Stated problem: In the material below, find every line with "external" and pull it out.

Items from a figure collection

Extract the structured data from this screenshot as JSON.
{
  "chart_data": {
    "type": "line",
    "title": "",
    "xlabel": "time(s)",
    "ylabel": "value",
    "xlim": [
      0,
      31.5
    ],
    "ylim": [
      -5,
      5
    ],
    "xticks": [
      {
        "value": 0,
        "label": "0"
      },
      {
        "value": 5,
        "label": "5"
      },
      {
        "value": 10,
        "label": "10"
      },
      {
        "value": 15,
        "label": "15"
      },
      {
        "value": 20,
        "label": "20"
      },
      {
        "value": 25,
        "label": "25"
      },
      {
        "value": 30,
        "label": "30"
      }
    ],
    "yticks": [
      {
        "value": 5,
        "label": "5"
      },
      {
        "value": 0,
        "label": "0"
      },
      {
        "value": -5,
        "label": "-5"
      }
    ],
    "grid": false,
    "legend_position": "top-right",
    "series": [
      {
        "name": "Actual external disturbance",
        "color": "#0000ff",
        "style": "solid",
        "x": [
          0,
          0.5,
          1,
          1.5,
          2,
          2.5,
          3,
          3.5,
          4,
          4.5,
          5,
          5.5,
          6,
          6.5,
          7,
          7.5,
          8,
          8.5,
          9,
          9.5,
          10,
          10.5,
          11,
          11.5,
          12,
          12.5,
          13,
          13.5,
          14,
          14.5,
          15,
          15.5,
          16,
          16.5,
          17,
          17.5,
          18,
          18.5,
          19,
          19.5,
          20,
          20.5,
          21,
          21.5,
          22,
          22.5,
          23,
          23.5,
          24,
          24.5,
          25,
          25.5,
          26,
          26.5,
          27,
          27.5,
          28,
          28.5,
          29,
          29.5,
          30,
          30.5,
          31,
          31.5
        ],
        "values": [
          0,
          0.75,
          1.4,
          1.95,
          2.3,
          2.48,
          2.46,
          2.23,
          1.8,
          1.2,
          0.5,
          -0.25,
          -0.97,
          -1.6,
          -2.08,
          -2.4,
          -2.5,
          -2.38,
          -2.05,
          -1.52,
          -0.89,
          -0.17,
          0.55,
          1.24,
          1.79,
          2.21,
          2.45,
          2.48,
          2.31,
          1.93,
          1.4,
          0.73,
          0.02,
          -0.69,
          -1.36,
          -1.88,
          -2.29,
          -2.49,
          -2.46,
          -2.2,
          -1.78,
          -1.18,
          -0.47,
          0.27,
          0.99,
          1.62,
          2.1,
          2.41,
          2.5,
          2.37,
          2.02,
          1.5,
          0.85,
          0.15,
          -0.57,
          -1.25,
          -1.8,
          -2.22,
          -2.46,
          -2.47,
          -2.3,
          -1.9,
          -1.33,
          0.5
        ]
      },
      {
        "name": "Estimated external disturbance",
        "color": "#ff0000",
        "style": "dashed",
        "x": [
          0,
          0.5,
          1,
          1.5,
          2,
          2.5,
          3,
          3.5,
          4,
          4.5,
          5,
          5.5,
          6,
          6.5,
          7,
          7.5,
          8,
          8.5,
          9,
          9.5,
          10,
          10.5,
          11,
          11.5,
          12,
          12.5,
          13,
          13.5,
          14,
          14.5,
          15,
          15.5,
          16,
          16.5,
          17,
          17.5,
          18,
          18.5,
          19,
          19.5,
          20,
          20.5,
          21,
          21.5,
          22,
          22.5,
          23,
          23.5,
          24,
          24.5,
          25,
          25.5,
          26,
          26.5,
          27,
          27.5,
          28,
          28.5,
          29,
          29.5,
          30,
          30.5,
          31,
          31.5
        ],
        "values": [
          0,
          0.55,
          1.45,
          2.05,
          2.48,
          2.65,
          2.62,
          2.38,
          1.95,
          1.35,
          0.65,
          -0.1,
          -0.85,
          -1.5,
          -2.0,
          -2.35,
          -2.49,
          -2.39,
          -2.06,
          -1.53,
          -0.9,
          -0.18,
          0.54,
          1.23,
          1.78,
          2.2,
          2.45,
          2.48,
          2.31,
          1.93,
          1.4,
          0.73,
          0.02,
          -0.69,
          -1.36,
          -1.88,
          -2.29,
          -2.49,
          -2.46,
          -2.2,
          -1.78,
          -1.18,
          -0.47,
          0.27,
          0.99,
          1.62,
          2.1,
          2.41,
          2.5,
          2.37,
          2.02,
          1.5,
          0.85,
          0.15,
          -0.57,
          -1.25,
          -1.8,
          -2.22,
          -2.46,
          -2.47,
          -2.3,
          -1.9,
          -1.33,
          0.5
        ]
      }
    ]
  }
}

Reply to the task:
        "name": "Actual external disturbance",
        "name": "Estimated external disturbance",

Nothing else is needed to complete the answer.